▸ DIRECTION
Transcribe all of the records precisely as they are presented.

[Records about charts and figures]

┌──

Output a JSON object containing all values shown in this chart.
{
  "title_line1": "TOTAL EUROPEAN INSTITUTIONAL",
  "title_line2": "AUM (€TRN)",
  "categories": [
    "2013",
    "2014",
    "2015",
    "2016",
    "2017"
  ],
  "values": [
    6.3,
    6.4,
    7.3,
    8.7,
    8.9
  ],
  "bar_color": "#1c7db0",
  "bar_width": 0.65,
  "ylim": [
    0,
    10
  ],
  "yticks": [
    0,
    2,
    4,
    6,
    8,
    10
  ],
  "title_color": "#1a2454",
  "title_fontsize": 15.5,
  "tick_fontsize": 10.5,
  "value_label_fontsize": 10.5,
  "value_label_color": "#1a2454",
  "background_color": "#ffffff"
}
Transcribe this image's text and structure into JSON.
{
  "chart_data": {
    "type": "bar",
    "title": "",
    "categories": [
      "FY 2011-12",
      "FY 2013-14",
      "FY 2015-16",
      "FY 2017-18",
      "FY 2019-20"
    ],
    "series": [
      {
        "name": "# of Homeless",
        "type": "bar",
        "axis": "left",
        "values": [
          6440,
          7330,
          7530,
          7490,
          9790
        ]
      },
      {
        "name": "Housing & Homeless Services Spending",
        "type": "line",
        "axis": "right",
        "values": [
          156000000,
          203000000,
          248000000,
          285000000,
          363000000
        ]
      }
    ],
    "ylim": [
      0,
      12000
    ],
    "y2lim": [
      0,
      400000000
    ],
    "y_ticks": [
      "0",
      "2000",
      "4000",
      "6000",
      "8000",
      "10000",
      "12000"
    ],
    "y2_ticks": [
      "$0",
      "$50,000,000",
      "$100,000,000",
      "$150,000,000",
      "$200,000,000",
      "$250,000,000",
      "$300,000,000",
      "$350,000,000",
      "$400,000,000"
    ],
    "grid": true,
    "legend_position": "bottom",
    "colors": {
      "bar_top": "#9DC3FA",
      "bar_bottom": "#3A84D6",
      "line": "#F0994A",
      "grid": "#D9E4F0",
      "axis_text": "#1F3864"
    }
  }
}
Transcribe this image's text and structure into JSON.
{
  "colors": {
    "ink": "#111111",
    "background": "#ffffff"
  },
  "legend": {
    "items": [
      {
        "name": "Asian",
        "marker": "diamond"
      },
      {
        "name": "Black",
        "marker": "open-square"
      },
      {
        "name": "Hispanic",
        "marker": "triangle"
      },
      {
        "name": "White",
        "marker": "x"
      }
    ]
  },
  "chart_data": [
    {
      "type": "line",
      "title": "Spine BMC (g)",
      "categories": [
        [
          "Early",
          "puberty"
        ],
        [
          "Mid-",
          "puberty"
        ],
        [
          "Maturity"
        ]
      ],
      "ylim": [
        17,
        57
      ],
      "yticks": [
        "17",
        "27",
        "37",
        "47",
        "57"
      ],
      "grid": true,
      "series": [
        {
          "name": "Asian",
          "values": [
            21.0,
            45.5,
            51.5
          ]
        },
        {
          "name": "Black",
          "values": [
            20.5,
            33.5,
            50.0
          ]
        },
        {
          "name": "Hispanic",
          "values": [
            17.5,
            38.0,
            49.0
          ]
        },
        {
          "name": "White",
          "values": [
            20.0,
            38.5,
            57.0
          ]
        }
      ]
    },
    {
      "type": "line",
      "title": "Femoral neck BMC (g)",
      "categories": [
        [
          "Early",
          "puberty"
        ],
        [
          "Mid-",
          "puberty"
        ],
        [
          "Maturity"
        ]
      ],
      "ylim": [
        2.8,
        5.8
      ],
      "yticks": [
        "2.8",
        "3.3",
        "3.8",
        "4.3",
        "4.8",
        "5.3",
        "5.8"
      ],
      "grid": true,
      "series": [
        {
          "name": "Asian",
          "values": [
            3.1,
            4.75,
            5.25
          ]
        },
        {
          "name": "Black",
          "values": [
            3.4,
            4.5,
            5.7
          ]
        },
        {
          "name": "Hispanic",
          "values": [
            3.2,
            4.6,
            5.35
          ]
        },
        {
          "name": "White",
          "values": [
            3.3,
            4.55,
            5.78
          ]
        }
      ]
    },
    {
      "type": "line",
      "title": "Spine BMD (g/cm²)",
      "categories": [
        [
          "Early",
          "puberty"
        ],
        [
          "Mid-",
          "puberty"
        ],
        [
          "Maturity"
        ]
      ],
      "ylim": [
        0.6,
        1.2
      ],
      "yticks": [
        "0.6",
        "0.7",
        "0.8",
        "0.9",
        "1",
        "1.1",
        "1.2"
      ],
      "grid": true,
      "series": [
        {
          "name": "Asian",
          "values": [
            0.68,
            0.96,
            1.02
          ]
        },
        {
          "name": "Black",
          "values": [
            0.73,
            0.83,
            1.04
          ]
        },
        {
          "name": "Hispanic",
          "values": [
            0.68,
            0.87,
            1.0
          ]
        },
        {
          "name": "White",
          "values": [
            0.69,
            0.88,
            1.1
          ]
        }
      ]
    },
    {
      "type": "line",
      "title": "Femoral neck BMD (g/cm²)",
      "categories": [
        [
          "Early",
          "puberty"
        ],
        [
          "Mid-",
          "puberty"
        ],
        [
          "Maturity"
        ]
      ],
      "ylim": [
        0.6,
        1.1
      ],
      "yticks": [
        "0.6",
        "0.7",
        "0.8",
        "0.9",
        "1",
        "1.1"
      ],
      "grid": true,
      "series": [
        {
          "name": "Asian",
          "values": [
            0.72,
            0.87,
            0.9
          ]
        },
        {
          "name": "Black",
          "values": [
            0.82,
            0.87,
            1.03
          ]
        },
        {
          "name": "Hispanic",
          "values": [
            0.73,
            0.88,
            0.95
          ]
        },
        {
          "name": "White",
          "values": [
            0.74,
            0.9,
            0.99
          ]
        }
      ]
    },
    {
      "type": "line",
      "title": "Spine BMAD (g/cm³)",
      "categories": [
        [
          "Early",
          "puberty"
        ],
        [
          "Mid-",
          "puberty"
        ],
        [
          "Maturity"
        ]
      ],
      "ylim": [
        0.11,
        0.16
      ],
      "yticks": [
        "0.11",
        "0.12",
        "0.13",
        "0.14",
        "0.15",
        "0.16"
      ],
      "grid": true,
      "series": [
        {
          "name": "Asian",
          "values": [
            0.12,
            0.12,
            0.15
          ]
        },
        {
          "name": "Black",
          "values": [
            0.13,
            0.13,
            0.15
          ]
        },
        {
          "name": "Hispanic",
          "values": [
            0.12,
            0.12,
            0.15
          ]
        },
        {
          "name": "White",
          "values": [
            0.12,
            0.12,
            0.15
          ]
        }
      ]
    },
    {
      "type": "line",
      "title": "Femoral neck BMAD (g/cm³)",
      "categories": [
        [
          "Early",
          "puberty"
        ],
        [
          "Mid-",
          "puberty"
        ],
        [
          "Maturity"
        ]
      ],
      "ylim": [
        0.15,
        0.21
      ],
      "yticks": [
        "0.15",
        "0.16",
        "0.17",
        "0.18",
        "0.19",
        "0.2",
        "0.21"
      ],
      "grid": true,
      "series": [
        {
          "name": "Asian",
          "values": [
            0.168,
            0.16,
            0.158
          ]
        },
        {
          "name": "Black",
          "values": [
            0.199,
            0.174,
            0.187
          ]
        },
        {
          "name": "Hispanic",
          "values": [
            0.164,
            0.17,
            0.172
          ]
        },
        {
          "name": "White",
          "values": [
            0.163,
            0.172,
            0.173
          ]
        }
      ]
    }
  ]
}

└──

▸ COMPLETE OUTPUT
Output a JSON object containing all values shown in this chart.
{
  "title_line1": "TOTAL EUROPEAN INSTITUTIONAL",
  "title_line2": "AUM (€TRN)",
  "categories": [
    "2013",
    "2014",
    "2015",
    "2016",
    "2017"
  ],
  "values": [
    6.3,
    6.4,
    7.3,
    8.7,
    8.9
  ],
  "bar_color": "#1c7db0",
  "bar_width": 0.65,
  "ylim": [
    0,
    10
  ],
  "yticks": [
    0,
    2,
    4,
    6,
    8,
    10
  ],
  "title_color": "#1a2454",
  "title_fontsize": 15.5,
  "tick_fontsize": 10.5,
  "value_label_fontsize": 10.5,
  "value_label_color": "#1a2454",
  "background_color": "#ffffff"
}
Transcribe this image's text and structure into JSON.
{
  "chart_data": {
    "type": "bar",
    "title": "",
    "categories": [
      "FY 2011-12",
      "FY 2013-14",
      "FY 2015-16",
      "FY 2017-18",
      "FY 2019-20"
    ],
    "series": [
      {
        "name": "# of Homeless",
        "type": "bar",
        "axis": "left",
        "values": [
          6440,
          7330,
          7530,
          7490,
          9790
        ]
      },
      {
        "name": "Housing & Homeless Services Spending",
        "type": "line",
        "axis": "right",
        "values": [
          156000000,
          203000000,
          248000000,
          285000000,
          363000000
        ]
      }
    ],
    "ylim": [
      0,
      12000
    ],
    "y2lim": [
      0,
      400000000
    ],
    "y_ticks": [
      "0",
      "2000",
      "4000",
      "6000",
      "8000",
      "10000",
      "12000"
    ],
    "y2_ticks": [
      "$0",
      "$50,000,000",
      "$100,000,000",
      "$150,000,000",
      "$200,000,000",
      "$250,000,000",
      "$300,000,000",
      "$350,000,000",
      "$400,000,000"
    ],
    "grid": true,
    "legend_position": "bottom",
    "colors": {
      "bar_top": "#9DC3FA",
      "bar_bottom": "#3A84D6",
      "line": "#F0994A",
      "grid": "#D9E4F0",
      "axis_text": "#1F3864"
    }
  }
}
Transcribe this image's text and structure into JSON.
{
  "colors": {
    "ink": "#111111",
    "background": "#ffffff"
  },
  "legend": {
    "items": [
      {
        "name": "Asian",
        "marker": "diamond"
      },
      {
        "name": "Black",
        "marker": "open-square"
      },
      {
        "name": "Hispanic",
        "marker": "triangle"
      },
      {
        "name": "White",
        "marker": "x"
      }
    ]
  },
  "chart_data": [
    {
      "type": "line",
      "title": "Spine BMC (g)",
      "categories": [
        [
          "Early",
          "puberty"
        ],
        [
          "Mid-",
          "puberty"
        ],
        [
          "Maturity"
        ]
      ],
      "ylim": [
        17,
        57
      ],
      "yticks": [
        "17",
        "27",
        "37",
        "47",
        "57"
      ],
      "grid": true,
      "series": [
        {
          "name": "Asian",
          "values": [
            21.0,
            45.5,
            51.5
          ]
        },
        {
          "name": "Black",
          "values": [
            20.5,
            33.5,
            50.0
          ]
        },
        {
          "name": "Hispanic",
          "values": [
            17.5,
            38.0,
            49.0
          ]
        },
        {
          "name": "White",
          "values": [
            20.0,
            38.5,
            57.0
          ]
        }
      ]
    },
    {
      "type": "line",
      "title": "Femoral neck BMC (g)",
      "categories": [
        [
          "Early",
          "puberty"
        ],
        [
          "Mid-",
          "puberty"
        ],
        [
          "Maturity"
        ]
      ],
      "ylim": [
        2.8,
        5.8
      ],
      "yticks": [
        "2.8",
        "3.3",
        "3.8",
        "4.3",
        "4.8",
        "5.3",
        "5.8"
      ],
      "grid": true,
      "series": [
        {
          "name": "Asian",
          "values": [
            3.1,
            4.75,
            5.25
          ]
        },
        {
          "name": "Black",
          "values": [
            3.4,
            4.5,
            5.7
          ]
        },
        {
          "name": "Hispanic",
          "values": [
            3.2,
            4.6,
            5.35
          ]
        },
        {
          "name": "White",
          "values": [
            3.3,
            4.55,
            5.78
          ]
        }
      ]
    },
    {
      "type": "line",
      "title": "Spine BMD (g/cm²)",
      "categories": [
        [
          "Early",
          "puberty"
        ],
        [
          "Mid-",
          "puberty"
        ],
        [
          "Maturity"
        ]
      ],
      "ylim": [
        0.6,
        1.2
      ],
      "yticks": [
        "0.6",
        "0.7",
        "0.8",
        "0.9",
        "1",
        "1.1",
        "1.2"
      ],
      "grid": true,
      "series": [
        {
          "name": "Asian",
          "values": [
            0.68,
            0.96,
            1.02
          ]
        },
        {
          "name": "Black",
          "values": [
            0.73,
            0.83,
            1.04
          ]
        },
        {
          "name": "Hispanic",
          "values": [
            0.68,
            0.87,
            1.0
          ]
        },
        {
          "name": "White",
          "values": [
            0.69,
            0.88,
            1.1
          ]
        }
      ]
    },
    {
      "type": "line",
      "title": "Femoral neck BMD (g/cm²)",
      "categories": [
        [
          "Early",
          "puberty"
        ],
        [
          "Mid-",
          "puberty"
        ],
        [
          "Maturity"
        ]
      ],
      "ylim": [
        0.6,
        1.1
      ],
      "yticks": [
        "0.6",
        "0.7",
        "0.8",
        "0.9",
        "1",
        "1.1"
      ],
      "grid": true,
      "series": [
        {
          "name": "Asian",
          "values": [
            0.72,
            0.87,
            0.9
          ]
        },
        {
          "name": "Black",
          "values": [
            0.82,
            0.87,
            1.03
          ]
        },
        {
          "name": "Hispanic",
          "values": [
            0.73,
            0.88,
            0.95
          ]
        },
        {
          "name": "White",
          "values": [
            0.74,
            0.9,
            0.99
          ]
        }
      ]
    },
    {
      "type": "line",
      "title": "Spine BMAD (g/cm³)",
      "categories": [
        [
          "Early",
          "puberty"
        ],
        [
          "Mid-",
          "puberty"
        ],
        [
          "Maturity"
        ]
      ],
      "ylim": [
        0.11,
        0.16
      ],
      "yticks": [
        "0.11",
        "0.12",
        "0.13",
        "0.14",
        "0.15",
        "0.16"
      ],
      "grid": true,
      "series": [
        {
          "name": "Asian",
          "values": [
            0.12,
            0.12,
            0.15
          ]
        },
        {
          "name": "Black",
          "values": [
            0.13,
            0.13,
            0.15
          ]
        },
        {
          "name": "Hispanic",
          "values": [
            0.12,
            0.12,
            0.15
          ]
        },
        {
          "name": "White",
          "values": [
            0.12,
            0.12,
            0.15
          ]
        }
      ]
    },
    {
      "type": "line",
      "title": "Femoral neck BMAD (g/cm³)",
      "categories": [
        [
          "Early",
          "puberty"
        ],
        [
          "Mid-",
          "puberty"
        ],
        [
          "Maturity"
        ]
      ],
      "ylim": [
        0.15,
        0.21
      ],
      "yticks": [
        "0.15",
        "0.16",
        "0.17",
        "0.18",
        "0.19",
        "0.2",
        "0.21"
      ],
      "grid": true,
      "series": [
        {
          "name": "Asian",
          "values": [
            0.168,
            0.16,
            0.158
          ]
        },
        {
          "name": "Black",
          "values": [
            0.199,
            0.174,
            0.187
          ]
        },
        {
          "name": "Hispanic",
          "values": [
            0.164,
            0.17,
            0.172
          ]
        },
        {
          "name": "White",
          "values": [
            0.163,
            0.172,
            0.173
          ]
        }
      ]
    }
  ]
}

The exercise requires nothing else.